───── Source data

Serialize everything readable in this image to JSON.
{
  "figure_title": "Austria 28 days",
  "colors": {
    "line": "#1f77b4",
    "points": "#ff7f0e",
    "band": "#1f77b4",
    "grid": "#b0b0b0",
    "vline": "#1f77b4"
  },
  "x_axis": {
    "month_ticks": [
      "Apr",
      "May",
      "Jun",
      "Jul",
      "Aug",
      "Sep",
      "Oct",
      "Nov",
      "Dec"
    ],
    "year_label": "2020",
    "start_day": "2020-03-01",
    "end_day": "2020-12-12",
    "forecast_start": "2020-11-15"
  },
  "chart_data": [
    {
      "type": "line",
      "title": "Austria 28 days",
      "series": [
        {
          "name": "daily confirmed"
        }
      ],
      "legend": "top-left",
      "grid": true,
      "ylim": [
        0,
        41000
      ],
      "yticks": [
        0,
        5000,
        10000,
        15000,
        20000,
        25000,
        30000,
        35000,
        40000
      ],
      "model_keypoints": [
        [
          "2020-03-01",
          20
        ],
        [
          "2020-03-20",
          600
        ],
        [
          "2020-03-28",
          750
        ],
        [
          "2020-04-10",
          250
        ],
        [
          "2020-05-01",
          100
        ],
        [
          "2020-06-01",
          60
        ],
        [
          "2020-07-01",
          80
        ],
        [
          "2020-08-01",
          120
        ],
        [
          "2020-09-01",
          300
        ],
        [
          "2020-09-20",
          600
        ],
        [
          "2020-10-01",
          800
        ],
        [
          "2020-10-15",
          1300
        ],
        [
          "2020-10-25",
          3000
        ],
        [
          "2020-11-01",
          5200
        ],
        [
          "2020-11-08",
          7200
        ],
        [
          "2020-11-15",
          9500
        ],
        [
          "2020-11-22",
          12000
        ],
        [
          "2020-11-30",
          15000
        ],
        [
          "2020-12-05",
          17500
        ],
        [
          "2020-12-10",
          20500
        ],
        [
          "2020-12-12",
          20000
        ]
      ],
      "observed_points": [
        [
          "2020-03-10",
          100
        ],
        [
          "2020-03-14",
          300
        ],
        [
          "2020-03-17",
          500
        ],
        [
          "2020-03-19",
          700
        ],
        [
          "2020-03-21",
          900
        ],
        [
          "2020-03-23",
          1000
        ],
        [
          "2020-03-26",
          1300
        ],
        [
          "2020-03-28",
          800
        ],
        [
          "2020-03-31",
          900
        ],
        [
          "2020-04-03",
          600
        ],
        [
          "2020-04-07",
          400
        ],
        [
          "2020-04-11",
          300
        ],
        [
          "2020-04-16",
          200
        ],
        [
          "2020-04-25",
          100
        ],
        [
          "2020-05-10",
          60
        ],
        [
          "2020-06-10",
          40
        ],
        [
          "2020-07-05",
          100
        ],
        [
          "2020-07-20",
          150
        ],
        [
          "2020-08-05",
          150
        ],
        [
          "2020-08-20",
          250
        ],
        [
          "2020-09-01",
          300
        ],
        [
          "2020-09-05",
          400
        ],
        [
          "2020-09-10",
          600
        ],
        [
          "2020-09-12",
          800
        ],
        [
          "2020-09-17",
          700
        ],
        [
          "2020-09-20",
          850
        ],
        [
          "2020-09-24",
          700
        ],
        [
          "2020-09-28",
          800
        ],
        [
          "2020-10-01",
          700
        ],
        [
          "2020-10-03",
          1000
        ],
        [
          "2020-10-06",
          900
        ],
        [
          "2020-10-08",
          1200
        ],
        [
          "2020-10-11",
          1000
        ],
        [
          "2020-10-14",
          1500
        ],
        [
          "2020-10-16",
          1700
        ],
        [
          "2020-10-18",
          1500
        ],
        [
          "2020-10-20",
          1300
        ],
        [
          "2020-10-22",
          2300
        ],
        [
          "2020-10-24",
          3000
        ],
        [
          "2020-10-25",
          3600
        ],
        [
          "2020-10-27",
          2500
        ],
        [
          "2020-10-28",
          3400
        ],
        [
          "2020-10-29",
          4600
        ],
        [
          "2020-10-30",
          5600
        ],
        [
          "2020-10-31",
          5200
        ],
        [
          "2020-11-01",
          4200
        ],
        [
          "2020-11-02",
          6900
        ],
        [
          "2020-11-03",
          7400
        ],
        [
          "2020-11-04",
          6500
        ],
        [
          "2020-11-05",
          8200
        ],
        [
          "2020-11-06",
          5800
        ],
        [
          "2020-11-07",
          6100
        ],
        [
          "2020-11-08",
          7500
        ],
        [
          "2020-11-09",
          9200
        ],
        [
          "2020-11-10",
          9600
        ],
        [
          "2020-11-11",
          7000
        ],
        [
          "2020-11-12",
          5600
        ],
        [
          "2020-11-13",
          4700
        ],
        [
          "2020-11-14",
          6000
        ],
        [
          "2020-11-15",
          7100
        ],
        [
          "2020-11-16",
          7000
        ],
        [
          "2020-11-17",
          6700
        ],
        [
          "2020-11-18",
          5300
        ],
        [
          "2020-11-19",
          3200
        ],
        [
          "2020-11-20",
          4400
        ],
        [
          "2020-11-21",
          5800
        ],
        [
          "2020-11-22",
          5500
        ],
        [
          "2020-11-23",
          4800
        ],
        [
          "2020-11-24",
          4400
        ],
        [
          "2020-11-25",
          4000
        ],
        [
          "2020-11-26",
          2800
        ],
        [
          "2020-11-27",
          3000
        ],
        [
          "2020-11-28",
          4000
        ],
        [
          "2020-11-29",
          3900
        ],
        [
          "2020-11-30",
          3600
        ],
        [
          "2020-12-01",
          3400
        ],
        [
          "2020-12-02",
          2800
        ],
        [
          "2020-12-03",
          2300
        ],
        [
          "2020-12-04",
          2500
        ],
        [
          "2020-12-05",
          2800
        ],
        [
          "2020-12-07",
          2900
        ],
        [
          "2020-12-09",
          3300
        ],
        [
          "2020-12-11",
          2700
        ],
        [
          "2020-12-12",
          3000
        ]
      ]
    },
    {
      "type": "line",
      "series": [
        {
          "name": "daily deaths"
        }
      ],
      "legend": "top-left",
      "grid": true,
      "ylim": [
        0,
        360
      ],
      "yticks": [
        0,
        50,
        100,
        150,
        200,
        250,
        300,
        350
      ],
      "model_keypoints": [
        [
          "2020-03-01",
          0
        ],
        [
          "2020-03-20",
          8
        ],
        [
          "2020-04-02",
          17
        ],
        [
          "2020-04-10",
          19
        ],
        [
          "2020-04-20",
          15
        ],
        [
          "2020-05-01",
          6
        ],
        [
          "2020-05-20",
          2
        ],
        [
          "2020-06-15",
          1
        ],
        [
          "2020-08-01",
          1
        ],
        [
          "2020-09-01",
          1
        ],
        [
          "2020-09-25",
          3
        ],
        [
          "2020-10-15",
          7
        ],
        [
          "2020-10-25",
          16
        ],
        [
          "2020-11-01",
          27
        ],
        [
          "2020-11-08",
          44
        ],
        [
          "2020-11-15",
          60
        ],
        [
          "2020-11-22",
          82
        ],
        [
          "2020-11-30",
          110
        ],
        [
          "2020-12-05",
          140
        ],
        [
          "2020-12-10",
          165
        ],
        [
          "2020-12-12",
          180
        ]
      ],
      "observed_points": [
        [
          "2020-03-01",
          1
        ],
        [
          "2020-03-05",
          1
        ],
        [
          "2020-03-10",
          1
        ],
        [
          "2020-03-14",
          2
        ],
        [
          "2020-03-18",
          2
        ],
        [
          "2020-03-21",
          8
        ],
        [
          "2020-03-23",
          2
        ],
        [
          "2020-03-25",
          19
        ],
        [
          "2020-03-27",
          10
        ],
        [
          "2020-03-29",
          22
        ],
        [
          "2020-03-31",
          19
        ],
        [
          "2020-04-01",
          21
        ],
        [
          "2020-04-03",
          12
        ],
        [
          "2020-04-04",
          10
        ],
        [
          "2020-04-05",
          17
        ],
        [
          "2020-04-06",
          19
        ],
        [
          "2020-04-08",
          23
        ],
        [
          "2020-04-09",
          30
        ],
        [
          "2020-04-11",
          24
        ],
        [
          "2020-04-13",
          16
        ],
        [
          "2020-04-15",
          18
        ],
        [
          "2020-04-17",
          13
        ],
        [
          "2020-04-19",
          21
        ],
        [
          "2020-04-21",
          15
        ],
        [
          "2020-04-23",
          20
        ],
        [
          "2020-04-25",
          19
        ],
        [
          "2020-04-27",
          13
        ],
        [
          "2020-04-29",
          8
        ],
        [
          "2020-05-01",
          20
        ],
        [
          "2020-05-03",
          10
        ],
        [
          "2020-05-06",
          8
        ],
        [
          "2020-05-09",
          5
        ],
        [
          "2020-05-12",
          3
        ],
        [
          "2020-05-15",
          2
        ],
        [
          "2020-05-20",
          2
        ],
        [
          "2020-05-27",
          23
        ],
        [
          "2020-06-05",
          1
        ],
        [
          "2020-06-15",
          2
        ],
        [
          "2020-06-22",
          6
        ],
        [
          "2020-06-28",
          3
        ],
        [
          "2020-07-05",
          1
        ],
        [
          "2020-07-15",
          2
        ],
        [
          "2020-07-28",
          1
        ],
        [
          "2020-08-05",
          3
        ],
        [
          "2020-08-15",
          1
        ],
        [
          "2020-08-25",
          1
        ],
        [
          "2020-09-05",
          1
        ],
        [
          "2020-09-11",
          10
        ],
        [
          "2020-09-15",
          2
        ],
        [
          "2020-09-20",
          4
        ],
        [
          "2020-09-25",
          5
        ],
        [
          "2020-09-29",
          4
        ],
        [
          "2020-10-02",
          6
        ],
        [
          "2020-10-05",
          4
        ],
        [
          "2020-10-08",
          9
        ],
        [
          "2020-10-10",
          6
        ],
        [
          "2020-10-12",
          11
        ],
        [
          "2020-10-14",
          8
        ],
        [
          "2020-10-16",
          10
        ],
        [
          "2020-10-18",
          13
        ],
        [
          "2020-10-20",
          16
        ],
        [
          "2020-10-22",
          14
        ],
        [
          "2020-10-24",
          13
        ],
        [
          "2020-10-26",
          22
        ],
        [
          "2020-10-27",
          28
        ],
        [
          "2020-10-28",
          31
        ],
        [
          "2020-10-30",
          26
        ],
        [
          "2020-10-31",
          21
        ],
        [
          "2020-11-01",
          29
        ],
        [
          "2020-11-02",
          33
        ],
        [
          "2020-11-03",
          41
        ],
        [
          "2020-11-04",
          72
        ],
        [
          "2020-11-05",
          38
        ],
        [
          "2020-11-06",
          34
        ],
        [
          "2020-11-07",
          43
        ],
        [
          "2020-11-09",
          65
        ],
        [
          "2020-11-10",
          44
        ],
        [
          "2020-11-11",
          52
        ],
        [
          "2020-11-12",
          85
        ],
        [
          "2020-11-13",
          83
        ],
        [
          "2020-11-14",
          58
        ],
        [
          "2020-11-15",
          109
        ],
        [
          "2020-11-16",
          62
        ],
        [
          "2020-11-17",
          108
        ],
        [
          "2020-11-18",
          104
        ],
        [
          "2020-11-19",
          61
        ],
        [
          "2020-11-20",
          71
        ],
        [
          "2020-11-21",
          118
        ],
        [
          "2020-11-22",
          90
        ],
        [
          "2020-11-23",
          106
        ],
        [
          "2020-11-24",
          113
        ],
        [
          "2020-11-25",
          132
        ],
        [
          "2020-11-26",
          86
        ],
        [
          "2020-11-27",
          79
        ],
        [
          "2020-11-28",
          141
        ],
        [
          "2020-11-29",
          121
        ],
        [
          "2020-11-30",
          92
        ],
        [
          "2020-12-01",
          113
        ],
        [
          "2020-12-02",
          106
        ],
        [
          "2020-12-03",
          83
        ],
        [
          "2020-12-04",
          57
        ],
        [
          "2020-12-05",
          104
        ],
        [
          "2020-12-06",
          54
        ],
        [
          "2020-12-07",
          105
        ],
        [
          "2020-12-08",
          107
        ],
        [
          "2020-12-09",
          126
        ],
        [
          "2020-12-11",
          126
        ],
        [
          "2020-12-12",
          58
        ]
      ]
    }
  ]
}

──────────

Pick out every line above that contains the word "days" and copy it.

  "figure_title": "Austria 28 days",
      "title": "Austria 28 days",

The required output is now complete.